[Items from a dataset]
____
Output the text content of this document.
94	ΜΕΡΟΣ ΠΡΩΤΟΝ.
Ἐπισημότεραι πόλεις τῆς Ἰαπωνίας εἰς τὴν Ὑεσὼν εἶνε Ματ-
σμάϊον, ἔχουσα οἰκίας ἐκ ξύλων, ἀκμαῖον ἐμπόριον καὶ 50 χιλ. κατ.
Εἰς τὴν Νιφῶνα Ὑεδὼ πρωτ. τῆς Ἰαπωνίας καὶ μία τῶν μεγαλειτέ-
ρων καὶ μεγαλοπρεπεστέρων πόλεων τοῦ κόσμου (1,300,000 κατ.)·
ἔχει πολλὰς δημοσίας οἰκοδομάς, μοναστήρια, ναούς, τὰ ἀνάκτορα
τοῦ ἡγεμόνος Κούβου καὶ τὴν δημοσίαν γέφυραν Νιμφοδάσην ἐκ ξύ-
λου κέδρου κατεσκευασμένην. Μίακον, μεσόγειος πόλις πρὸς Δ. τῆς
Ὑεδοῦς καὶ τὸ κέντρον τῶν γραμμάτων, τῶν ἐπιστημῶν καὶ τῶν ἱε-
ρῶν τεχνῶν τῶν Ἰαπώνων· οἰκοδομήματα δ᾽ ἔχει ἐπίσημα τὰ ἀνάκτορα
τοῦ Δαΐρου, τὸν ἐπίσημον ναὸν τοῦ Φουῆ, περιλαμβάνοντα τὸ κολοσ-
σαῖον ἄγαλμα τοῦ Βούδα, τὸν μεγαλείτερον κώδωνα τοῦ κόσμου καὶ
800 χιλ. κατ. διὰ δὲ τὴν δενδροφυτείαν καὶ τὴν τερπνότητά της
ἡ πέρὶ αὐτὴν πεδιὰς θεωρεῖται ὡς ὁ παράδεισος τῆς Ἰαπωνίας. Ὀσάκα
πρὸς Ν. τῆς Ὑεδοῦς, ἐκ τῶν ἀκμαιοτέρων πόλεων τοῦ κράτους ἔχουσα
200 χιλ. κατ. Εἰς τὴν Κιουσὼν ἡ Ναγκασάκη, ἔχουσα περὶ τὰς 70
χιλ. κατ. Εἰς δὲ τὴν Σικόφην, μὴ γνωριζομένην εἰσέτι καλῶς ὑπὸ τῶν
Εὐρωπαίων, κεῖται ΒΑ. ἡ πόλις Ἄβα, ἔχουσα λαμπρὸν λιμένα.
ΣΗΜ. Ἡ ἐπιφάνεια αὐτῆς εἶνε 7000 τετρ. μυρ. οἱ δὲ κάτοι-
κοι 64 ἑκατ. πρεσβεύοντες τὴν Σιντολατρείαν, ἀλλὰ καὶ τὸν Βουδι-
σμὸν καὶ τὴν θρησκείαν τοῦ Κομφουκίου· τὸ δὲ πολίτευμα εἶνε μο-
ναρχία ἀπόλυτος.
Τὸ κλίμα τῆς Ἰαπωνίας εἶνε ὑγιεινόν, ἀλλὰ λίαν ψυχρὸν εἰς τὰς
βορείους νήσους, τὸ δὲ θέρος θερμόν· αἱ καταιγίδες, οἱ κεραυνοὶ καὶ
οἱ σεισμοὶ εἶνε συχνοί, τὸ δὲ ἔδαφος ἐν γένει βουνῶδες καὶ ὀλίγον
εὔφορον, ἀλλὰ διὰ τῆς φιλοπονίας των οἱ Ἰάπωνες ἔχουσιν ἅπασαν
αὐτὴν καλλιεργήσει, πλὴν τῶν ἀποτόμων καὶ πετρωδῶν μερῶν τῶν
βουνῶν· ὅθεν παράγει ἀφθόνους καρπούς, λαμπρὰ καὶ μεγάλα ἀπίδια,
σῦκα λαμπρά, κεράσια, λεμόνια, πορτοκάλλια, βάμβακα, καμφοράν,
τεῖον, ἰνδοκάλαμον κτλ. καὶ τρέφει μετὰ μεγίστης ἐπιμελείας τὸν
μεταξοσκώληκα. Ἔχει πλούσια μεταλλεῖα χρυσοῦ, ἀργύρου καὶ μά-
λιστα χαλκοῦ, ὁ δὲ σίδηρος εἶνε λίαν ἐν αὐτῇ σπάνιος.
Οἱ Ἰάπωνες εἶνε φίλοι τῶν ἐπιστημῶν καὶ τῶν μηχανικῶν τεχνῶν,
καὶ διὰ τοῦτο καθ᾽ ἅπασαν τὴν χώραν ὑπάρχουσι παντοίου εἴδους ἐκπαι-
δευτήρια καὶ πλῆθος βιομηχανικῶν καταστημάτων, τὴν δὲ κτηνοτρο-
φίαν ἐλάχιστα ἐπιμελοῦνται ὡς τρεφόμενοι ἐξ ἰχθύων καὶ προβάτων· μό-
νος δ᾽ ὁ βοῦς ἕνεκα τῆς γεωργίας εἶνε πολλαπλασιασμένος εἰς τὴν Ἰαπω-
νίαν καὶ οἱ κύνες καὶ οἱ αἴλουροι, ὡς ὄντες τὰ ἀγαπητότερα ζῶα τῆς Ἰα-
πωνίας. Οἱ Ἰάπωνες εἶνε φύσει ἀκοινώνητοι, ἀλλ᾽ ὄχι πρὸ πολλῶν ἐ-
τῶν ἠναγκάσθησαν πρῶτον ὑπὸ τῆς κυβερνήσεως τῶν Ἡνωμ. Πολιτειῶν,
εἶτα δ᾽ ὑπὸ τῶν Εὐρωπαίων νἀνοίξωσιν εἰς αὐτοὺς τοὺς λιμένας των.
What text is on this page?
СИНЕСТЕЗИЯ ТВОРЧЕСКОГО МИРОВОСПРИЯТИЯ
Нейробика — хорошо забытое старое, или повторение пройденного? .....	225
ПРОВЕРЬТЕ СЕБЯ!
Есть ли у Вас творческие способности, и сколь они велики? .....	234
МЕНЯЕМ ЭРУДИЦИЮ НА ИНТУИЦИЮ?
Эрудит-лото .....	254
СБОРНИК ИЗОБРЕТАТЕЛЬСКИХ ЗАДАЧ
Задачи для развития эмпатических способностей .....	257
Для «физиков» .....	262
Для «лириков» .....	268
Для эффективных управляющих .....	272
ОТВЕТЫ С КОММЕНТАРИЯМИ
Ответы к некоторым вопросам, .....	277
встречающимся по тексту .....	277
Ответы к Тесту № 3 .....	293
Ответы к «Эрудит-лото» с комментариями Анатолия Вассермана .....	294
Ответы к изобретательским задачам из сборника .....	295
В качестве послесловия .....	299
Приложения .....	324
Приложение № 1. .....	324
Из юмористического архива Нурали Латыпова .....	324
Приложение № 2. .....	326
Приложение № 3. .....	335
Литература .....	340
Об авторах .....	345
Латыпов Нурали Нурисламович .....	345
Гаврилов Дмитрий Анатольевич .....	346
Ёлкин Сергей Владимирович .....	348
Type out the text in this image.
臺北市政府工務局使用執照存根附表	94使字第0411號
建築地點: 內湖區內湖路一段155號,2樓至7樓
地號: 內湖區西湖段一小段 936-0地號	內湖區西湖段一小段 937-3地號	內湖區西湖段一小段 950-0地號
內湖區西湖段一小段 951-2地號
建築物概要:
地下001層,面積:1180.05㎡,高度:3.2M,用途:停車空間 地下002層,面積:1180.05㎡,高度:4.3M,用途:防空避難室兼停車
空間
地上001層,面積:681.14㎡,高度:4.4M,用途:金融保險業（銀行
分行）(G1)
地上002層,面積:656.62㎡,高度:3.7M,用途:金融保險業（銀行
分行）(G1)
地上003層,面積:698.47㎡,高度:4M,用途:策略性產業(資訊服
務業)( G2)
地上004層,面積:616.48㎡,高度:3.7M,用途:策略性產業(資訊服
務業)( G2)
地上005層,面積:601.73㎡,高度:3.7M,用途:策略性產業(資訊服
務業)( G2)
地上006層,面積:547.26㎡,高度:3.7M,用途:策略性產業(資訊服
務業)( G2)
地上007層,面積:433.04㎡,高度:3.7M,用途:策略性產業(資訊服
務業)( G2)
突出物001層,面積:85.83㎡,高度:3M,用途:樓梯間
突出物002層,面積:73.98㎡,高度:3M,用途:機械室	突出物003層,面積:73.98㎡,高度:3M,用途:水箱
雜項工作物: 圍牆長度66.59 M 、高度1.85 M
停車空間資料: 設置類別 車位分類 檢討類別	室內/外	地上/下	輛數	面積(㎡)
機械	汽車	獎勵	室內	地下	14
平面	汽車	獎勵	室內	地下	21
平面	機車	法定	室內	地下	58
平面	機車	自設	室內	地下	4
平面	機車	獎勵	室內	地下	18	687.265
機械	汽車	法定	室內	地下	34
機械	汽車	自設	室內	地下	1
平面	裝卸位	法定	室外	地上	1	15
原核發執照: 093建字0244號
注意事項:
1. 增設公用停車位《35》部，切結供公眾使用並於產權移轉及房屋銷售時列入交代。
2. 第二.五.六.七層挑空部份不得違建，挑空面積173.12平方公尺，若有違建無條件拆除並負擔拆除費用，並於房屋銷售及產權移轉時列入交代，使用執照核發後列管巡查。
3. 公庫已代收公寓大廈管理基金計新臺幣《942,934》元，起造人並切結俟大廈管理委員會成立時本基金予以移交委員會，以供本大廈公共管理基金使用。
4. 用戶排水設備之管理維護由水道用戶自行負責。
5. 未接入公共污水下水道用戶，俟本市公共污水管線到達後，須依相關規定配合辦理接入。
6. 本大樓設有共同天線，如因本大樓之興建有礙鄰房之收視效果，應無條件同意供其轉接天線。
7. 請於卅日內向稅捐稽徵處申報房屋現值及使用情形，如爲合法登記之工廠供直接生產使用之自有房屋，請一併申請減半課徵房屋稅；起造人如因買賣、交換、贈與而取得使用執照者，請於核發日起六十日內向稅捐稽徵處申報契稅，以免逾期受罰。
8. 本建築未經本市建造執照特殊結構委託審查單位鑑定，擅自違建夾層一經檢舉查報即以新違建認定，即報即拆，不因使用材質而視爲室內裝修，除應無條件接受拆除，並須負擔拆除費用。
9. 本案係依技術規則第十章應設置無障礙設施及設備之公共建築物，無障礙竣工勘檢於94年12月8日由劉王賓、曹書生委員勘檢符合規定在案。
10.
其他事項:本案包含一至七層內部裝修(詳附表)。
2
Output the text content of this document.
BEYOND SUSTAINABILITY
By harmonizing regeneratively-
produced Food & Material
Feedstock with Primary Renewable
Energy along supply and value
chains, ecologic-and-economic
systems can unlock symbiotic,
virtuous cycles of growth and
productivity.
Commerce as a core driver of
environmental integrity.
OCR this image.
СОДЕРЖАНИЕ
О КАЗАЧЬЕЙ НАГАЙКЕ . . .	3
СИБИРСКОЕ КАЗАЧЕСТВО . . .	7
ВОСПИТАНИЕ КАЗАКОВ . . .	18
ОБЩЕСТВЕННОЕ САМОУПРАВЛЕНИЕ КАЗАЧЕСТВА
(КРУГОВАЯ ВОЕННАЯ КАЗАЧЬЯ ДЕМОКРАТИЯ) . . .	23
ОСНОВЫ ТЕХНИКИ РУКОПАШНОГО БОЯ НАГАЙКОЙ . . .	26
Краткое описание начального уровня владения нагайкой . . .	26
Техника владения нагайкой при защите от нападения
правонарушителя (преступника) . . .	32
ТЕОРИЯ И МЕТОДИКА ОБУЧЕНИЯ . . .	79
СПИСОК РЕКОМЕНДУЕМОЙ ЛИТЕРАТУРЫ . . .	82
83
____
INSTRUCTIONS FOR THE TASK:
Check every line of the data above for the string "ἀλλὰ", and copy those that have it.

EXERCISE RESULT:
κοι 64 ἑκατ. πρεσβεύοντες τὴν Σιντολατρείαν, ἀλλὰ καὶ τὸν Βουδι-
Τὸ κλίμα τῆς Ἰαπωνίας εἶνε ὑγιεινόν, ἀλλὰ λίαν ψυχρὸν εἰς τὰς
εὔφορον, ἀλλὰ διὰ τῆς φιλοπονίας των οἱ Ἰάπωνες ἔχουσιν ἅπασαν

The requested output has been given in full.